## Start DATA LINES

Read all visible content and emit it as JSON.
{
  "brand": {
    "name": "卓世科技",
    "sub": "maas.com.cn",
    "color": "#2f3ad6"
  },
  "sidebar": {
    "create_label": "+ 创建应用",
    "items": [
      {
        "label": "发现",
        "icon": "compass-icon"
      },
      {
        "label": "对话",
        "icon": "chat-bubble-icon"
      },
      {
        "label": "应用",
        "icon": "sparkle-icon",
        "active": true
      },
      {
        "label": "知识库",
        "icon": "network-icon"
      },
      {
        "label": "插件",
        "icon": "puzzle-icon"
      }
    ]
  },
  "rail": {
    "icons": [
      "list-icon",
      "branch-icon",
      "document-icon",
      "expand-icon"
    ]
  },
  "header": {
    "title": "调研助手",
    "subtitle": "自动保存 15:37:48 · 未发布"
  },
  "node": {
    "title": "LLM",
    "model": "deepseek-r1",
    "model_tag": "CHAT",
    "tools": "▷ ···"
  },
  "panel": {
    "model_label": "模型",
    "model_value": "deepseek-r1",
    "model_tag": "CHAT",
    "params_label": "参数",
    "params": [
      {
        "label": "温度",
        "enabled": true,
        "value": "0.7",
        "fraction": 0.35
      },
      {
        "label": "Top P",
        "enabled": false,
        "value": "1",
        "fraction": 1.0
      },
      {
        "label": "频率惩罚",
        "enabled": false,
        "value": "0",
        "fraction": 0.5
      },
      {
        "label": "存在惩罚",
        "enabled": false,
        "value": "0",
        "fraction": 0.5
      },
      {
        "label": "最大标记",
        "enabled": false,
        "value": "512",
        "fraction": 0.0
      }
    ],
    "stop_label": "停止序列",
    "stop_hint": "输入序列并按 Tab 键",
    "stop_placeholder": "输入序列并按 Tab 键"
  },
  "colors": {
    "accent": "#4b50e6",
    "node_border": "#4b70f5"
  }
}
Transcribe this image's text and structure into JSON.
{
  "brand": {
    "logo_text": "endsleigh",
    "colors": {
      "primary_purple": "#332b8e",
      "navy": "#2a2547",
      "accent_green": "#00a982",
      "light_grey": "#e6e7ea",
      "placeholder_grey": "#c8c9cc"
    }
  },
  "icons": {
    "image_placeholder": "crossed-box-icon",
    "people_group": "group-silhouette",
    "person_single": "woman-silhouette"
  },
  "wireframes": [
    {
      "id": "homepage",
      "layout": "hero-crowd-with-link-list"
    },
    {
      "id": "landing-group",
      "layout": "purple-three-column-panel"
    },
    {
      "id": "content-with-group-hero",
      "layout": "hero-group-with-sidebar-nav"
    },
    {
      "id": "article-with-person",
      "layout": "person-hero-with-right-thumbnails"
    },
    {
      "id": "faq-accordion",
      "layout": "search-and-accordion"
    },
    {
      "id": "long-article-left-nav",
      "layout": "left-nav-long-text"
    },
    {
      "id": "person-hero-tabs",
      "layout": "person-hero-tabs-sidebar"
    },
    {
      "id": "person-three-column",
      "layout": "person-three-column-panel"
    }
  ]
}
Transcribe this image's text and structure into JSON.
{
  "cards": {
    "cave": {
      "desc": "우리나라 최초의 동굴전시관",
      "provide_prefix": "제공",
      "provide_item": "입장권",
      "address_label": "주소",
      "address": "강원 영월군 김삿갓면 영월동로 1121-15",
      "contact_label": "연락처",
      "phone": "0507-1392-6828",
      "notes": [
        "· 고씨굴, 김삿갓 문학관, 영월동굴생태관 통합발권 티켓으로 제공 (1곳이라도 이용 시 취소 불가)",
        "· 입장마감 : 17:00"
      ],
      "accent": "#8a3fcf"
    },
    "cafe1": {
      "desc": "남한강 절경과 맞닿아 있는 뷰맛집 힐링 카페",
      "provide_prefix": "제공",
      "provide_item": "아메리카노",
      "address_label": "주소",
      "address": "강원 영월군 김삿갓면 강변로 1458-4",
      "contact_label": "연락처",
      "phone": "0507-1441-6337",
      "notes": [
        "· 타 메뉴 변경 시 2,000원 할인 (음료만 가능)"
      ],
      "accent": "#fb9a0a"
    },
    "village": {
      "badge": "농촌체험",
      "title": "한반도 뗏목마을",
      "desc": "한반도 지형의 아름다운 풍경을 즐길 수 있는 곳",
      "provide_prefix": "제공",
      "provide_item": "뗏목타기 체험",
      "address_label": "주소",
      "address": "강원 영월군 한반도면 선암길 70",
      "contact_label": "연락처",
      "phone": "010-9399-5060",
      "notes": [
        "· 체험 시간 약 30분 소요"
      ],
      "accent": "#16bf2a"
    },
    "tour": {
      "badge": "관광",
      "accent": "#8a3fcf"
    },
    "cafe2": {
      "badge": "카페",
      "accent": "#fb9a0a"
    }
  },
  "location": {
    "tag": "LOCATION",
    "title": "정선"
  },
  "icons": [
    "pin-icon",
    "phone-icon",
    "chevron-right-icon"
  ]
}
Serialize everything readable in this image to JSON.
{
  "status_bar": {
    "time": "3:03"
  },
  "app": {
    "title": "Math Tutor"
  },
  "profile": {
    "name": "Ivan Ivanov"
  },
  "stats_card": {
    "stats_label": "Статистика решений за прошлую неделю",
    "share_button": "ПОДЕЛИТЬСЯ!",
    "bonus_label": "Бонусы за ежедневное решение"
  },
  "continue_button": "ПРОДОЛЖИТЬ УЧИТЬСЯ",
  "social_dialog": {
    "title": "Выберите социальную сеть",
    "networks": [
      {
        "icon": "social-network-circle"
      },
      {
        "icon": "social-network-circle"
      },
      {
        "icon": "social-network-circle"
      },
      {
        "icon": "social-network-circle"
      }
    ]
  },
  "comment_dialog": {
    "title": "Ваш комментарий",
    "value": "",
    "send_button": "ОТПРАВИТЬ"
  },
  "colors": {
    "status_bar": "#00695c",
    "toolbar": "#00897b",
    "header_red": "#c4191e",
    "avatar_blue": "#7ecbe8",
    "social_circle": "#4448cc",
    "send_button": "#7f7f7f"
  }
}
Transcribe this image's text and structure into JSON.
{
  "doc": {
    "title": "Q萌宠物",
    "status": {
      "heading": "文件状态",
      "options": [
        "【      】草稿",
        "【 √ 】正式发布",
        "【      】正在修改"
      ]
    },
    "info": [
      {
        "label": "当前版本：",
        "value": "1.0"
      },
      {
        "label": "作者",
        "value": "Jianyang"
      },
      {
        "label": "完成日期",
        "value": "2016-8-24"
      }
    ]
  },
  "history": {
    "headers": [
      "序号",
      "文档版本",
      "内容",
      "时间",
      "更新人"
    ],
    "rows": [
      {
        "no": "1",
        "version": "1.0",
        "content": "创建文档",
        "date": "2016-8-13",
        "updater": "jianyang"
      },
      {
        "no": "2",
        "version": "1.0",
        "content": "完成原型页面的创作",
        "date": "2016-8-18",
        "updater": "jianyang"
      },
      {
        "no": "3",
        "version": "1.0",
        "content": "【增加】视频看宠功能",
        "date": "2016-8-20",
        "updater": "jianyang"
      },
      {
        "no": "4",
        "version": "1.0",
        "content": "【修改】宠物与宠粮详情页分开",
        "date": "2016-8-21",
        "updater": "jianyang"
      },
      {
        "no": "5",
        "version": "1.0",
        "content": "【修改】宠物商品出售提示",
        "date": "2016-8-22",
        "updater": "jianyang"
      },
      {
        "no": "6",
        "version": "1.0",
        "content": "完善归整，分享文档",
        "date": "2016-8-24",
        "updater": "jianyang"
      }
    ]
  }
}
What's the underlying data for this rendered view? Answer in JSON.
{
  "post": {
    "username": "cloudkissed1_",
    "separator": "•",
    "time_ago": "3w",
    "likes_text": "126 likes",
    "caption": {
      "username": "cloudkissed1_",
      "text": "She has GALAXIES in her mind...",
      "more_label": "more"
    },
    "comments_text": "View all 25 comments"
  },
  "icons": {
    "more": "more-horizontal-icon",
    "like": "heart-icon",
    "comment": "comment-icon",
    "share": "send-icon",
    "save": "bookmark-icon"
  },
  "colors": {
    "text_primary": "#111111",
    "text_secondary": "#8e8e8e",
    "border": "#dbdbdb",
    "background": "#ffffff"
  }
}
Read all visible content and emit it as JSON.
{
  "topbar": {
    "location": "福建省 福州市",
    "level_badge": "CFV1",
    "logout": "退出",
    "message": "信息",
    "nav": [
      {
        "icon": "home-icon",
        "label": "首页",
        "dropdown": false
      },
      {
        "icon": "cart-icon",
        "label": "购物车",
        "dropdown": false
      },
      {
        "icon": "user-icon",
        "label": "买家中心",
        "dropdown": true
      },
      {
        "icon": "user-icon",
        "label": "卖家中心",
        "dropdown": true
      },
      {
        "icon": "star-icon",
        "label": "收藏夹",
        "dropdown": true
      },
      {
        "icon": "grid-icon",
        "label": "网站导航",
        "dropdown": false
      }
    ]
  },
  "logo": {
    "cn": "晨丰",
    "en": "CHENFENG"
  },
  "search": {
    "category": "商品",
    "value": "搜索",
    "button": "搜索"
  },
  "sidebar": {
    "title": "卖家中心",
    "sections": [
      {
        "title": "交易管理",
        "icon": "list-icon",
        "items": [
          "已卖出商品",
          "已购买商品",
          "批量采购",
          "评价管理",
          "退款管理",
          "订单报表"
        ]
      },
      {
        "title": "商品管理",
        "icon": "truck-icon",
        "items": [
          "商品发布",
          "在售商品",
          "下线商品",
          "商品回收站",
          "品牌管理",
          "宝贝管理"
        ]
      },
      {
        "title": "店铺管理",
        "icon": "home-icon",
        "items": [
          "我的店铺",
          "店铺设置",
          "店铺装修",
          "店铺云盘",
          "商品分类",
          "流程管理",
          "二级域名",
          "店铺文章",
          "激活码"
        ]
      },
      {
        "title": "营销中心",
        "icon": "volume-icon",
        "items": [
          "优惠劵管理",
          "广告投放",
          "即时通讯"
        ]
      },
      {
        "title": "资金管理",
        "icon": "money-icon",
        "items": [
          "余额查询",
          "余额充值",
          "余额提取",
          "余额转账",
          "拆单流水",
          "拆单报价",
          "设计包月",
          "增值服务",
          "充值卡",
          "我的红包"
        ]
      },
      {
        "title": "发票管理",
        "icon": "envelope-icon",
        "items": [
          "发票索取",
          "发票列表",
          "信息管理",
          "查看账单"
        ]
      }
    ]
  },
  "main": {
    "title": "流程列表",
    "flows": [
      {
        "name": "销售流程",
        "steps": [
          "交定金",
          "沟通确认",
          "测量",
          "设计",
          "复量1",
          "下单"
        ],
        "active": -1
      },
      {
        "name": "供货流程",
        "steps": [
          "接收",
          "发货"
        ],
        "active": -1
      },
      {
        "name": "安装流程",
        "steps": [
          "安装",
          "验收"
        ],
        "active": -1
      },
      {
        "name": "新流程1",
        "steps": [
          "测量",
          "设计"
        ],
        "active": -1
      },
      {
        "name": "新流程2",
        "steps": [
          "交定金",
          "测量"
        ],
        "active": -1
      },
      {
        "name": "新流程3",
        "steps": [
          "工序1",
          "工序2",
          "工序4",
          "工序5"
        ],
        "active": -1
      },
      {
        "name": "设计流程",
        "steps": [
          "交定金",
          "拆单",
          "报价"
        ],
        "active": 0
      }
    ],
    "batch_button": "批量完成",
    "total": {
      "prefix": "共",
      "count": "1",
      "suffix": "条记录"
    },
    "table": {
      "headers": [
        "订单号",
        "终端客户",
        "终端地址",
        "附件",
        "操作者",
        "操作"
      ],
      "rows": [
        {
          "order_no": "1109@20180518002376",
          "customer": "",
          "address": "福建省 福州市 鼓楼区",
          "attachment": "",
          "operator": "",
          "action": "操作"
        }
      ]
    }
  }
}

## End DATA LINES

## EXERCISE PROMPT
Copy down every line of the material above that includes the string "sidebar".

## SOLUTION TO THIS PROBLEM
  "sidebar": {
      "layout": "hero-group-with-sidebar-nav"
      "layout": "person-hero-tabs-sidebar"
  "sidebar": {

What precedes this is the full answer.